* **Task to complete**: What number of lines contain the word "esterno"? Reply with the number and nothing else.
## start Given data
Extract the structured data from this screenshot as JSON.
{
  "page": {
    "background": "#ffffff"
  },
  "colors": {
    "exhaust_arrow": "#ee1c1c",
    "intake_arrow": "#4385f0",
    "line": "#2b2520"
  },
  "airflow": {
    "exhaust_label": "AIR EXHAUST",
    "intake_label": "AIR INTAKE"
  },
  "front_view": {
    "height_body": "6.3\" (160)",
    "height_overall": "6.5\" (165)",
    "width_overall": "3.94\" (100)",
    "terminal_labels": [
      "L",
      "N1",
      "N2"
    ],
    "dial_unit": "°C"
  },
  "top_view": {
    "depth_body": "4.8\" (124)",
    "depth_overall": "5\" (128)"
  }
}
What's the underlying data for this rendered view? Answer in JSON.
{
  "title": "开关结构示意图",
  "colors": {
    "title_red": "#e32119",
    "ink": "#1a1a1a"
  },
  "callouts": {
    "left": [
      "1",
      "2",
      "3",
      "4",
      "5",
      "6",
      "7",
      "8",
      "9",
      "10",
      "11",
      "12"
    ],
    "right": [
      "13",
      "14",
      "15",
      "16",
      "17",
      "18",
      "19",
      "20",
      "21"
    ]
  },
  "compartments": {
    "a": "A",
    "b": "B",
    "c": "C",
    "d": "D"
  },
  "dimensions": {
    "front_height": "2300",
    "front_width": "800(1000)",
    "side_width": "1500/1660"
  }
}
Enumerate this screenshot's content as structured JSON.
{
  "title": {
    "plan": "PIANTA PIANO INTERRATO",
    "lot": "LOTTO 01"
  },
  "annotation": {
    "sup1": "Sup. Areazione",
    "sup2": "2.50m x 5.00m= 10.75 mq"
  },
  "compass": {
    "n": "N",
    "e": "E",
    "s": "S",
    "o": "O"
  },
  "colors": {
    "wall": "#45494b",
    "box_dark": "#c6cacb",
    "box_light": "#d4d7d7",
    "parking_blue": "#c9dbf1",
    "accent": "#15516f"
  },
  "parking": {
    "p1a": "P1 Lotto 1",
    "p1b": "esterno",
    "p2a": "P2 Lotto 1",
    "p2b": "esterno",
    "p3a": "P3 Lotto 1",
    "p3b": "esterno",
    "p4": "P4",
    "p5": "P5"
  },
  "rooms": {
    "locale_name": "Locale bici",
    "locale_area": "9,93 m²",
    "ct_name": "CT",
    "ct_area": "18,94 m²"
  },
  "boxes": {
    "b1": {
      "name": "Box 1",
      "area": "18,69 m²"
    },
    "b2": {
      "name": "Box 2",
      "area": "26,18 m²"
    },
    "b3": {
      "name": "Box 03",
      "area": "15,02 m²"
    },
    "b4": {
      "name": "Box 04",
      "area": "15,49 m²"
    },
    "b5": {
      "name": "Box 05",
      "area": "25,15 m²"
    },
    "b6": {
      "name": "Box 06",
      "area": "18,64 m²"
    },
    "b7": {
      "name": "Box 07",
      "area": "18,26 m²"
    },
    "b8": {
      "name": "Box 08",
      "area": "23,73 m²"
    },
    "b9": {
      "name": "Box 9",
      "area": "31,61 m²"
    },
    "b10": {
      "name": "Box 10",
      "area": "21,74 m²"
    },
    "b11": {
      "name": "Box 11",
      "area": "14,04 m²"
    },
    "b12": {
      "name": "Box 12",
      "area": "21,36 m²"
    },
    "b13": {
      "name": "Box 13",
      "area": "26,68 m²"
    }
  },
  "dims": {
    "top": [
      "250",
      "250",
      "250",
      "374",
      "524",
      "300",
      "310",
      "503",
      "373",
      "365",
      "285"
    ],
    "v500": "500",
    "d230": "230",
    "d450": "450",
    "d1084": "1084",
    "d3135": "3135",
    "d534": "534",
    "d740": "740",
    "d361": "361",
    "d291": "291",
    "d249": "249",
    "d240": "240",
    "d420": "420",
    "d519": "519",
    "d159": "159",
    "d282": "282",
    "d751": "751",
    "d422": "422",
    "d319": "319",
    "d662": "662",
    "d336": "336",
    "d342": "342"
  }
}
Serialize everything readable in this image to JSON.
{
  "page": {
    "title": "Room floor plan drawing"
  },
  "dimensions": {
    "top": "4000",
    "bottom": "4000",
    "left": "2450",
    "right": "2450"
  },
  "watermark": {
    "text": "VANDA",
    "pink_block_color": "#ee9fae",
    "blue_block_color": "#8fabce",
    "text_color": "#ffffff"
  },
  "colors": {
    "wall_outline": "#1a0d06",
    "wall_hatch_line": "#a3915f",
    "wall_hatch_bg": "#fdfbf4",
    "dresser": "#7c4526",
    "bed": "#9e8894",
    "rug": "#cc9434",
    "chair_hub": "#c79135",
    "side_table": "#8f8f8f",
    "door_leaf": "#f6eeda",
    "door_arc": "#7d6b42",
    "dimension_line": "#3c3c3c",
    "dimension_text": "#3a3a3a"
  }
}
## end Given data
* **The solution**: 3